§ **EXERCISE INSTRUCTIONS**
Quote all of the data below exactly, please.

-*-*-

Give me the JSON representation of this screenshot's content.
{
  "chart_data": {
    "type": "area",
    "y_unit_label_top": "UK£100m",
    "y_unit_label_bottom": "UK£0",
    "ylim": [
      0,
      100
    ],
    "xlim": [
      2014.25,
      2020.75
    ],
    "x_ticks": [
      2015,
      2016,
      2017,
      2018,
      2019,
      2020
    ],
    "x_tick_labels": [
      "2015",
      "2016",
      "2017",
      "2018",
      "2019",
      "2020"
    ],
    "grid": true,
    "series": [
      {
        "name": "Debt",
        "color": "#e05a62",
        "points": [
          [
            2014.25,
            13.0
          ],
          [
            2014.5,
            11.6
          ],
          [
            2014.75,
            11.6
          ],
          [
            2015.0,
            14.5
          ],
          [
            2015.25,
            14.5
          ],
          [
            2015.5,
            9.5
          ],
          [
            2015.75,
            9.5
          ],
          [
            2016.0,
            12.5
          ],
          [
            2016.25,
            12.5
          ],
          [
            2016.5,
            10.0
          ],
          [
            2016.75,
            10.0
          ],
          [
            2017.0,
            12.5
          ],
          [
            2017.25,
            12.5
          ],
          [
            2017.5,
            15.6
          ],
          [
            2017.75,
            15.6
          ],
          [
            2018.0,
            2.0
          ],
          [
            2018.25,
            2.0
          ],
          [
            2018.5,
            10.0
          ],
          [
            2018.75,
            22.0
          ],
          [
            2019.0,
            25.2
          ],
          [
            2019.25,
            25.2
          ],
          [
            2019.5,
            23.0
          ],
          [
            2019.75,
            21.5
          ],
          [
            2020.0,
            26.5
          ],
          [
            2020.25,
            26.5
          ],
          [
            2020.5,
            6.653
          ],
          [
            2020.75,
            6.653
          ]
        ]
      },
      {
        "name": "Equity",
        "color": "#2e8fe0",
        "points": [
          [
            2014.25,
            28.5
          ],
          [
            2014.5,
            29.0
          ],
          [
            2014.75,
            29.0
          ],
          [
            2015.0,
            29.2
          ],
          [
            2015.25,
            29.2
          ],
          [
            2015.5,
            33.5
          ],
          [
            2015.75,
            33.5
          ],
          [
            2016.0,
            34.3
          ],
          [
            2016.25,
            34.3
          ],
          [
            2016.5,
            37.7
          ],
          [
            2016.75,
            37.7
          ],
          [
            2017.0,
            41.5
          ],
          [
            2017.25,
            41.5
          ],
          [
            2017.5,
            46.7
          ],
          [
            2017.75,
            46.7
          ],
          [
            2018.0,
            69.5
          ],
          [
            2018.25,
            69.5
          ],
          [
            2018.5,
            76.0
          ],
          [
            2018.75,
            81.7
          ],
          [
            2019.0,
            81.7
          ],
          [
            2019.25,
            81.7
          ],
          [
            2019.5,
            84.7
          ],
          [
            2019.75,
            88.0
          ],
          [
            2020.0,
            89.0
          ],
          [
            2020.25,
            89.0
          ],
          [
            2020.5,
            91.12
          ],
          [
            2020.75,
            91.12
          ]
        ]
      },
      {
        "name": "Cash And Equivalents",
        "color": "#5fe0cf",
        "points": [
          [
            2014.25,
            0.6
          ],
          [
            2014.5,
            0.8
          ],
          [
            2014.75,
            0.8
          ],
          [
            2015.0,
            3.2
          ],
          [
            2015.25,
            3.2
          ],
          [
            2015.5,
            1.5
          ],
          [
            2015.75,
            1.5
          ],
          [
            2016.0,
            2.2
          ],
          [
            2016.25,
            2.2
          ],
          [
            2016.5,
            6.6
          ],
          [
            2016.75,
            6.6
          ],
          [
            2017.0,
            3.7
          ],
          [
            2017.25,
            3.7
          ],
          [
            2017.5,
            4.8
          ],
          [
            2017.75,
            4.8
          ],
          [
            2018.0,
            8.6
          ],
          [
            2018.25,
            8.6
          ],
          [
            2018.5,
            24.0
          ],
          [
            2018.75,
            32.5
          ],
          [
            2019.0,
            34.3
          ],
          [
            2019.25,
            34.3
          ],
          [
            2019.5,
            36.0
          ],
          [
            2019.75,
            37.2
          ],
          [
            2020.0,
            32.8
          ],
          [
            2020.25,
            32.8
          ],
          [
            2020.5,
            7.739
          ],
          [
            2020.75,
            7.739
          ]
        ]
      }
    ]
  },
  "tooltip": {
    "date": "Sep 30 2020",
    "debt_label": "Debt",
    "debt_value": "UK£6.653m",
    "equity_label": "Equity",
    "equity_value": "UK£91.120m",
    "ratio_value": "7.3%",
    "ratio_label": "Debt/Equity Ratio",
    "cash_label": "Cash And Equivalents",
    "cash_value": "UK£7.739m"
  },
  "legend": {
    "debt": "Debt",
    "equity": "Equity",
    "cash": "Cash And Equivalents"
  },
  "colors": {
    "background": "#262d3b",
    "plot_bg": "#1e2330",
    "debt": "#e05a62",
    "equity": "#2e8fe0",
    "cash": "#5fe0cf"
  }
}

-*-*-

§ **TASK RESULT**
Give me the JSON representation of this screenshot's content.
{
  "chart_data": {
    "type": "area",
    "y_unit_label_top": "UK£100m",
    "y_unit_label_bottom": "UK£0",
    "ylim": [
      0,
      100
    ],
    "xlim": [
      2014.25,
      2020.75
    ],
    "x_ticks": [
      2015,
      2016,
      2017,
      2018,
      2019,
      2020
    ],
    "x_tick_labels": [
      "2015",
      "2016",
      "2017",
      "2018",
      "2019",
      "2020"
    ],
    "grid": true,
    "series": [
      {
        "name": "Debt",
        "color": "#e05a62",
        "points": [
          [
            2014.25,
            13.0
          ],
          [
            2014.5,
            11.6
          ],
          [
            2014.75,
            11.6
          ],
          [
            2015.0,
            14.5
          ],
          [
            2015.25,
            14.5
          ],
          [
            2015.5,
            9.5
          ],
          [
            2015.75,
            9.5
          ],
          [
            2016.0,
            12.5
          ],
          [
            2016.25,
            12.5
          ],
          [
            2016.5,
            10.0
          ],
          [
            2016.75,
            10.0
          ],
          [
            2017.0,
            12.5
          ],
          [
            2017.25,
            12.5
          ],
          [
            2017.5,
            15.6
          ],
          [
            2017.75,
            15.6
          ],
          [
            2018.0,
            2.0
          ],
          [
            2018.25,
            2.0
          ],
          [
            2018.5,
            10.0
          ],
          [
            2018.75,
            22.0
          ],
          [
            2019.0,
            25.2
          ],
          [
            2019.25,
            25.2
          ],
          [
            2019.5,
            23.0
          ],
          [
            2019.75,
            21.5
          ],
          [
            2020.0,
            26.5
          ],
          [
            2020.25,
            26.5
          ],
          [
            2020.5,
            6.653
          ],
          [
            2020.75,
            6.653
          ]
        ]
      },
      {
        "name": "Equity",
        "color": "#2e8fe0",
        "points": [
          [
            2014.25,
            28.5
          ],
          [
            2014.5,
            29.0
          ],
          [
            2014.75,
            29.0
          ],
          [
            2015.0,
            29.2
          ],
          [
            2015.25,
            29.2
          ],
          [
            2015.5,
            33.5
          ],
          [
            2015.75,
            33.5
          ],
          [
            2016.0,
            34.3
          ],
          [
            2016.25,
            34.3
          ],
          [
            2016.5,
            37.7
          ],
          [
            2016.75,
            37.7
          ],
          [
            2017.0,
            41.5
          ],
          [
            2017.25,
            41.5
          ],
          [
            2017.5,
            46.7
          ],
          [
            2017.75,
            46.7
          ],
          [
            2018.0,
            69.5
          ],
          [
            2018.25,
            69.5
          ],
          [
            2018.5,
            76.0
          ],
          [
            2018.75,
            81.7
          ],
          [
            2019.0,
            81.7
          ],
          [
            2019.25,
            81.7
          ],
          [
            2019.5,
            84.7
          ],
          [
            2019.75,
            88.0
          ],
          [
            2020.0,
            89.0
          ],
          [
            2020.25,
            89.0
          ],
          [
            2020.5,
            91.12
          ],
          [
            2020.75,
            91.12
          ]
        ]
      },
      {
        "name": "Cash And Equivalents",
        "color": "#5fe0cf",
        "points": [
          [
            2014.25,
            0.6
          ],
          [
            2014.5,
            0.8
          ],
          [
            2014.75,
            0.8
          ],
          [
            2015.0,
            3.2
          ],
          [
            2015.25,
            3.2
          ],
          [
            2015.5,
            1.5
          ],
          [
            2015.75,
            1.5
          ],
          [
            2016.0,
            2.2
          ],
          [
            2016.25,
            2.2
          ],
          [
            2016.5,
            6.6
          ],
          [
            2016.75,
            6.6
          ],
          [
            2017.0,
            3.7
          ],
          [
            2017.25,
            3.7
          ],
          [
            2017.5,
            4.8
          ],
          [
            2017.75,
            4.8
          ],
          [
            2018.0,
            8.6
          ],
          [
            2018.25,
            8.6
          ],
          [
            2018.5,
            24.0
          ],
          [
            2018.75,
            32.5
          ],
          [
            2019.0,
            34.3
          ],
          [
            2019.25,
            34.3
          ],
          [
            2019.5,
            36.0
          ],
          [
            2019.75,
            37.2
          ],
          [
            2020.0,
            32.8
          ],
          [
            2020.25,
            32.8
          ],
          [
            2020.5,
            7.739
          ],
          [
            2020.75,
            7.739
          ]
        ]
      }
    ]
  },
  "tooltip": {
    "date": "Sep 30 2020",
    "debt_label": "Debt",
    "debt_value": "UK£6.653m",
    "equity_label": "Equity",
    "equity_value": "UK£91.120m",
    "ratio_value": "7.3%",
    "ratio_label": "Debt/Equity Ratio",
    "cash_label": "Cash And Equivalents",
    "cash_value": "UK£7.739m"
  },
  "legend": {
    "debt": "Debt",
    "equity": "Equity",
    "cash": "Cash And Equivalents"
  },
  "colors": {
    "background": "#262d3b",
    "plot_bg": "#1e2330",
    "debt": "#e05a62",
    "equity": "#2e8fe0",
    "cash": "#5fe0cf"
  }
}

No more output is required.